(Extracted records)

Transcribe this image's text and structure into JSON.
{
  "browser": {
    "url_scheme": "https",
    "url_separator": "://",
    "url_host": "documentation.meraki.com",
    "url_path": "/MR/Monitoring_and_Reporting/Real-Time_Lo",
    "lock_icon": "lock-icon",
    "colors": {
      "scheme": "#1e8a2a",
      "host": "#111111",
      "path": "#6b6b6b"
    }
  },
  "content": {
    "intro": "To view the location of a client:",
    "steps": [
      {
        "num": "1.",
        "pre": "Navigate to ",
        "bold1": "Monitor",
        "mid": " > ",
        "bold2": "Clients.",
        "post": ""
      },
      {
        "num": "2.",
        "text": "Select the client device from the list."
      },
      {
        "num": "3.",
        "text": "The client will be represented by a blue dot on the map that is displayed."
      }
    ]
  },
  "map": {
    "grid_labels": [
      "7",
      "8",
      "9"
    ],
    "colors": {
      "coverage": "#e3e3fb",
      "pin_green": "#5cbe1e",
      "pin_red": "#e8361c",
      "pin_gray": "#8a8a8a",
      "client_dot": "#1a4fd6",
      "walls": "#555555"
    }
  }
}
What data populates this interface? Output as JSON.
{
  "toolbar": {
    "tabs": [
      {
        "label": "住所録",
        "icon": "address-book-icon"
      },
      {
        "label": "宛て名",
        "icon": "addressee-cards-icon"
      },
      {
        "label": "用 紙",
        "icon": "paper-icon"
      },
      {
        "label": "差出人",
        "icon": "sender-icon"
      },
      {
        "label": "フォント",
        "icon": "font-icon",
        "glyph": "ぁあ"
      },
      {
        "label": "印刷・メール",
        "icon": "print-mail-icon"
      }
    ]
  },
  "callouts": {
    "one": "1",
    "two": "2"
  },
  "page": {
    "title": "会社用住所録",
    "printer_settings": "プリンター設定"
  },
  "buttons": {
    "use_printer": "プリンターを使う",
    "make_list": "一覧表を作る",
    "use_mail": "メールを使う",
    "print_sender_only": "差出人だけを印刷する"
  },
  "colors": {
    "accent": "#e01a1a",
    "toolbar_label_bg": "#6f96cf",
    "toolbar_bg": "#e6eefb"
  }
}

● Stated task
Where a line above holds the string "icon", show that line.

● Exercise output
    "lock_icon": "lock-icon",
        "icon": "address-book-icon"
        "icon": "addressee-cards-icon"
        "icon": "paper-icon"
        "icon": "sender-icon"
        "icon": "font-icon",
        "icon": "print-mail-icon"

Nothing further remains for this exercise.